● The problem:
Every line that contains the word "émotions" should be copied.

● Data to process:
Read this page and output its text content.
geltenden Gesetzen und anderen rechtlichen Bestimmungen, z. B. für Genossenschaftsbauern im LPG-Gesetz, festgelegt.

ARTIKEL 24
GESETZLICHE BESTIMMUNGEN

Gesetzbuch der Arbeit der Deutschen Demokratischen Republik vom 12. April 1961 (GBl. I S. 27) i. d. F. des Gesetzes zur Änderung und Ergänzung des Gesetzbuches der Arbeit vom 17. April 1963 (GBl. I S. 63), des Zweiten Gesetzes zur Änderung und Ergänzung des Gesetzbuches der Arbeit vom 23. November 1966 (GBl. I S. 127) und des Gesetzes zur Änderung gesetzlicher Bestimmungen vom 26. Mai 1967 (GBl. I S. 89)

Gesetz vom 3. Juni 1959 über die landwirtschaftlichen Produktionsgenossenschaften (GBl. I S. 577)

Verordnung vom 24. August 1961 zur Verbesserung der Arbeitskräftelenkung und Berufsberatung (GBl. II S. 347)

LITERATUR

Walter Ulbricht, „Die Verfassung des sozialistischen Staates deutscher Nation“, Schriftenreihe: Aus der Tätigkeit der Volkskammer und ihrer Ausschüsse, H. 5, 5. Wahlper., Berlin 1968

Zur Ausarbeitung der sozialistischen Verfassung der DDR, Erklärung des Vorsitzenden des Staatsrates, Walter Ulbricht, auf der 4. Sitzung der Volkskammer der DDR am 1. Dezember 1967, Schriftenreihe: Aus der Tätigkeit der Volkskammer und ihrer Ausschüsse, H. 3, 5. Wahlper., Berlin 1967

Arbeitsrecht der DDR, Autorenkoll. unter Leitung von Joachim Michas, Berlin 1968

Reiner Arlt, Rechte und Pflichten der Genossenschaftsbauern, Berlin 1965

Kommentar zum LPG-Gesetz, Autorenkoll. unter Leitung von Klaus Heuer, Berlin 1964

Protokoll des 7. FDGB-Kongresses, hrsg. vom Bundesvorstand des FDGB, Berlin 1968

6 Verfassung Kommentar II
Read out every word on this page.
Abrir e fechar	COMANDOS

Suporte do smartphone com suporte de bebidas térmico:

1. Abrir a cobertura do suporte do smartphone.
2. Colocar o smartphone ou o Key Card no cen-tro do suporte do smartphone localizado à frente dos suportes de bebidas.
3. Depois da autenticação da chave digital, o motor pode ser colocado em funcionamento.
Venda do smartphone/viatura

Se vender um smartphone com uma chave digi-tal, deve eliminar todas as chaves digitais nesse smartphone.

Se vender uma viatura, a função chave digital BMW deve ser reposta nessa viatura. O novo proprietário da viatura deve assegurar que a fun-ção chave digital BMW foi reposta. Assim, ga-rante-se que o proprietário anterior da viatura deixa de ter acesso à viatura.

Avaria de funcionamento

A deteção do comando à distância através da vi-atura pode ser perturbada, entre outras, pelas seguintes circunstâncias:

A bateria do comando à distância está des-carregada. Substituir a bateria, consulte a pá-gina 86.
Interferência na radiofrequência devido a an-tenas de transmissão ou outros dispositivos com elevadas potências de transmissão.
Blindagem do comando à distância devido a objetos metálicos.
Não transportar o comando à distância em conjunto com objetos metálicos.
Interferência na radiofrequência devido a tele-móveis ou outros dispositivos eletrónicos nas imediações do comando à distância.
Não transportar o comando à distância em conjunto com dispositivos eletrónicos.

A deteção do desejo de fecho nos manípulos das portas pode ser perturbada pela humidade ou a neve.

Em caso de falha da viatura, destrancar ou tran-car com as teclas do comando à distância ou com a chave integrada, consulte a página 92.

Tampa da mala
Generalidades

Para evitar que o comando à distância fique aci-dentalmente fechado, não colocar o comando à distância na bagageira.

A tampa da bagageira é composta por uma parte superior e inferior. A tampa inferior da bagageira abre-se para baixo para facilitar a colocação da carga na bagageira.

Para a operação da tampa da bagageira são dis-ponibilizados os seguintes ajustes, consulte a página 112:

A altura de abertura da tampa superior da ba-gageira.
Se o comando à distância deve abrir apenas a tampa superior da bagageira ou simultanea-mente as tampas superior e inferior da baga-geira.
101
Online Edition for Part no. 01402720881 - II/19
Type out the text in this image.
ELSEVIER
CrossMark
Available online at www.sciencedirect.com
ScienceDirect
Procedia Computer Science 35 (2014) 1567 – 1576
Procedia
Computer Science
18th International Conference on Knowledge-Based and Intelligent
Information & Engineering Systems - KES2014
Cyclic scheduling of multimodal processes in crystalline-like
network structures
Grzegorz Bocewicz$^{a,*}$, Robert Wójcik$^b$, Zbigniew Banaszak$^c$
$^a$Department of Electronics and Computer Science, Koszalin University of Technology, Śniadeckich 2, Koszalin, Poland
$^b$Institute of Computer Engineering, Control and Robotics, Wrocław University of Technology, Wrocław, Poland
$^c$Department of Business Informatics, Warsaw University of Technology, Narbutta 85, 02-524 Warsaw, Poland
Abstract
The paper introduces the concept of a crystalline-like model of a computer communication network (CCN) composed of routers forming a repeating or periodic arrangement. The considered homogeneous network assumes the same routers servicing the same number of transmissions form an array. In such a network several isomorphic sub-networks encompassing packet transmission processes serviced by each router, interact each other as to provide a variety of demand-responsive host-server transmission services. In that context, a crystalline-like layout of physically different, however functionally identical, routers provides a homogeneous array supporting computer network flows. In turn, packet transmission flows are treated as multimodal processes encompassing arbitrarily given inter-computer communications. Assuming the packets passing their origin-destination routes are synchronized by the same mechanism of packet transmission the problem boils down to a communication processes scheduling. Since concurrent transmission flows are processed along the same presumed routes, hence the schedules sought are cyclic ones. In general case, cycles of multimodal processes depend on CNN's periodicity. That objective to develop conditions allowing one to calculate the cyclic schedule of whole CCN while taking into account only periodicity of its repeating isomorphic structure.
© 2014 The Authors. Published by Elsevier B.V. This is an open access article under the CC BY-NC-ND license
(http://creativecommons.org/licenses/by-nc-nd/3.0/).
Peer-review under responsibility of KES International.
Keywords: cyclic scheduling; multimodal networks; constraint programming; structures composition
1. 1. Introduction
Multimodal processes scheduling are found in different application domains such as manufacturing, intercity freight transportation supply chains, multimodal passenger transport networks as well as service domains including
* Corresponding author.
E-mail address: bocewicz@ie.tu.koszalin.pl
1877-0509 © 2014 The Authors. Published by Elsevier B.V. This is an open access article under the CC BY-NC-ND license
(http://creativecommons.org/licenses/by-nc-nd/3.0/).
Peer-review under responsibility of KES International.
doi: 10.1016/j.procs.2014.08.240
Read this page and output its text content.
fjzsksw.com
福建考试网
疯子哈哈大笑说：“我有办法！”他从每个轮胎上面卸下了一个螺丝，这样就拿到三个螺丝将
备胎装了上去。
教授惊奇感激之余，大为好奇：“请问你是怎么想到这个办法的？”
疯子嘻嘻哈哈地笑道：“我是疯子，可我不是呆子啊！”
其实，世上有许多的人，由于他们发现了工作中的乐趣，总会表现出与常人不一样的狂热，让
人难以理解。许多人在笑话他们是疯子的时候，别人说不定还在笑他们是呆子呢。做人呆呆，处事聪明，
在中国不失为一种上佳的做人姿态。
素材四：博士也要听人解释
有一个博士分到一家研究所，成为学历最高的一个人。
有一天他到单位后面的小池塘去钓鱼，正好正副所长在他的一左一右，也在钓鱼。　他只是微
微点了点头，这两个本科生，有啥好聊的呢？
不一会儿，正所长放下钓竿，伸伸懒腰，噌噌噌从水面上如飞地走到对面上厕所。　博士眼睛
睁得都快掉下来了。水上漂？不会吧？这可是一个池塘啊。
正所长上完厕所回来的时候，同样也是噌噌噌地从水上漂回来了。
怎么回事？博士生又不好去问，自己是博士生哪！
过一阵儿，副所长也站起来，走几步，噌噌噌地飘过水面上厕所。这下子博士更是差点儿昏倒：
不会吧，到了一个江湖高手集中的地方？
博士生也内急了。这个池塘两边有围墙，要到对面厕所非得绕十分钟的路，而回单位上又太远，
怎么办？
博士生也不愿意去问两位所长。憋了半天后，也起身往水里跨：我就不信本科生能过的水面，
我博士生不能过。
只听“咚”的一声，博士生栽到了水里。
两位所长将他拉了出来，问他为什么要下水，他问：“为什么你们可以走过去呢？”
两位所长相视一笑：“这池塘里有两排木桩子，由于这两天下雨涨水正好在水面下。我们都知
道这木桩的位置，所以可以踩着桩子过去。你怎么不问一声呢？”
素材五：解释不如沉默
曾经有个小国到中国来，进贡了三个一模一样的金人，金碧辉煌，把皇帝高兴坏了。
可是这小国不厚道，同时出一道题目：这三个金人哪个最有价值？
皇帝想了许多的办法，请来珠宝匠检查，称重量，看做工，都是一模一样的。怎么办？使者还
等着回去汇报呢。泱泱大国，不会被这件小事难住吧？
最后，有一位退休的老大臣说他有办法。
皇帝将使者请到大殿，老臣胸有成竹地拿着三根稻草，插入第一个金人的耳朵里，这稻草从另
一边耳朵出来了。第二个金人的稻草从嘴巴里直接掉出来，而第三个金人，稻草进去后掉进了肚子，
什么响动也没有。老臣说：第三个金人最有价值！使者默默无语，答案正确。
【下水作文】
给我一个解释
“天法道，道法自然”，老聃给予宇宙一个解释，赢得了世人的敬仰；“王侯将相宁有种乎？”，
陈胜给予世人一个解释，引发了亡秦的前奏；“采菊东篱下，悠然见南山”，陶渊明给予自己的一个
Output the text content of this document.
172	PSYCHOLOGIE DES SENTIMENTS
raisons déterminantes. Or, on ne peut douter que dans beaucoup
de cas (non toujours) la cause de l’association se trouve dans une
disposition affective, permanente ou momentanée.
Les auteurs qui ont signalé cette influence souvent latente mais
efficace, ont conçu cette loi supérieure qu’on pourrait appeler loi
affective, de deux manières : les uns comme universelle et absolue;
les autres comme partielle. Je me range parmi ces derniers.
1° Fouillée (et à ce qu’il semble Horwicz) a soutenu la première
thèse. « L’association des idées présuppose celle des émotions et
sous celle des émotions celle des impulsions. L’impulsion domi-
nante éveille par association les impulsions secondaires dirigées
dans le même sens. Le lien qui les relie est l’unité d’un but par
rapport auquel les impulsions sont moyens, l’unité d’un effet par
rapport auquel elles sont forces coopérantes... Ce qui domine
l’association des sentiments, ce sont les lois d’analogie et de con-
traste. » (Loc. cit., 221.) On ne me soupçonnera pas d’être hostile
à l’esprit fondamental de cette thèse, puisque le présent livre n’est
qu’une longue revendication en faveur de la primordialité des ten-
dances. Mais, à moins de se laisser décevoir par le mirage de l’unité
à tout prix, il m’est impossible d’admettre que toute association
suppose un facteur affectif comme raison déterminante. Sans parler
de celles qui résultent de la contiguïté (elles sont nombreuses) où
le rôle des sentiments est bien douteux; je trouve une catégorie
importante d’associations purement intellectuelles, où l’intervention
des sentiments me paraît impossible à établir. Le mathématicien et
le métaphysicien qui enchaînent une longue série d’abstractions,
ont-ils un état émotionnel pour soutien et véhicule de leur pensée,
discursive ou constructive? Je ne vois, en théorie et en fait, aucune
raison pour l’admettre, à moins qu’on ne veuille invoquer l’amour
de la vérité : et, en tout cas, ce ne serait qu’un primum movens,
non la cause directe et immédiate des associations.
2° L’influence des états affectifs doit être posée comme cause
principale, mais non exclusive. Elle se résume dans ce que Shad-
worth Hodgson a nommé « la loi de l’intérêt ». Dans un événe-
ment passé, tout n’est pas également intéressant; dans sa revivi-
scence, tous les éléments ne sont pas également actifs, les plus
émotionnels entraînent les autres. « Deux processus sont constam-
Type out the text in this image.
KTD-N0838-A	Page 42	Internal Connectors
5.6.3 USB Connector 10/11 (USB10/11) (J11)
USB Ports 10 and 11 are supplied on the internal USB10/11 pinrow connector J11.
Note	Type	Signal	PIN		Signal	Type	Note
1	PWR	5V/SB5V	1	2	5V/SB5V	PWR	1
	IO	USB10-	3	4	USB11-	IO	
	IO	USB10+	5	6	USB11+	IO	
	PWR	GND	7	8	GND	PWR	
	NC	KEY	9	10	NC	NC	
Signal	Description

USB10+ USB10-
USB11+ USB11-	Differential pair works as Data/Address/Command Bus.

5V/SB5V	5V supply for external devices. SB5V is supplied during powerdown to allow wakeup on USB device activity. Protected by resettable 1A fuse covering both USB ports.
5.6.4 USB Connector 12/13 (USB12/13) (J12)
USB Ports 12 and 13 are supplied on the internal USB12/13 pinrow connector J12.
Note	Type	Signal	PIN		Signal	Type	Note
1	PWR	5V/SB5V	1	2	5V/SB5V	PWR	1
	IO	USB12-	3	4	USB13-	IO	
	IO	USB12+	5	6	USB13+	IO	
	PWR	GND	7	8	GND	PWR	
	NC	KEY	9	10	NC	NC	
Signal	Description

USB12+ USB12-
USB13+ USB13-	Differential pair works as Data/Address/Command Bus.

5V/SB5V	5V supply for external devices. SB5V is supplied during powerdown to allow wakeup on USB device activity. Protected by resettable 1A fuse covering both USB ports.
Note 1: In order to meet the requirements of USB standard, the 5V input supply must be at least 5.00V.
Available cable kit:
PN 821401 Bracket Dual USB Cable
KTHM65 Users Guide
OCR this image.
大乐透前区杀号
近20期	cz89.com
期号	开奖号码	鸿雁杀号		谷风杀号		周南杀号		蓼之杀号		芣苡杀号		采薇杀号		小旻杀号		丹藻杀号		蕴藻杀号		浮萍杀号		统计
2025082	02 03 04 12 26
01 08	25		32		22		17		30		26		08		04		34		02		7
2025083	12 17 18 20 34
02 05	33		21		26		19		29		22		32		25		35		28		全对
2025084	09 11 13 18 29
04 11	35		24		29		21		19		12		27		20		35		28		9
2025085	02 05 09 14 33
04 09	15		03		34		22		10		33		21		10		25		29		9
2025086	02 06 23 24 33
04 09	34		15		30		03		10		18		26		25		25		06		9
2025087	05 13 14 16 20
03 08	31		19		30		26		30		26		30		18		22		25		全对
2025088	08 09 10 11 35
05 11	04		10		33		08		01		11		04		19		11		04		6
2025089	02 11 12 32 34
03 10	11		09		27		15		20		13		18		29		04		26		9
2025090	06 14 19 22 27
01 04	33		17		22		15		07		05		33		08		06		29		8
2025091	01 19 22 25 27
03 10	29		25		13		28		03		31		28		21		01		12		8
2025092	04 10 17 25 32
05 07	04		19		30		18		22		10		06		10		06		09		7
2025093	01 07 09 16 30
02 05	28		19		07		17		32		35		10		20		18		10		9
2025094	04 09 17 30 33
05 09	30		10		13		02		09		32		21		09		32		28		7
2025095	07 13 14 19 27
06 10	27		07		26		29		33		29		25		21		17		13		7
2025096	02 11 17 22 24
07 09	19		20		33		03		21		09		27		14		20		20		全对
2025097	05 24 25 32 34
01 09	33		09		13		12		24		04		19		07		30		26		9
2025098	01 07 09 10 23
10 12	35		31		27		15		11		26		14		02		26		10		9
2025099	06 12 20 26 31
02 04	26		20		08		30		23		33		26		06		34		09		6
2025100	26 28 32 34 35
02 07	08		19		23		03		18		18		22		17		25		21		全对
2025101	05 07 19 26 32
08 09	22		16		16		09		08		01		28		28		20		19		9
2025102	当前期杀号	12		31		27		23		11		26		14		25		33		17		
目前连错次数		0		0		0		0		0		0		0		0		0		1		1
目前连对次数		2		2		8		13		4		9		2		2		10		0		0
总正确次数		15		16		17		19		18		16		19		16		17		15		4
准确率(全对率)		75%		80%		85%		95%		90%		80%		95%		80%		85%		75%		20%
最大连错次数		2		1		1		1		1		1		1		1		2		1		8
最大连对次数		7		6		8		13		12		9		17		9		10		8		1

● Solution to the problem:
thèse. « L’association des idées présuppose celle des émotions et
sous celle des émotions celle des impulsions. L’impulsion domi-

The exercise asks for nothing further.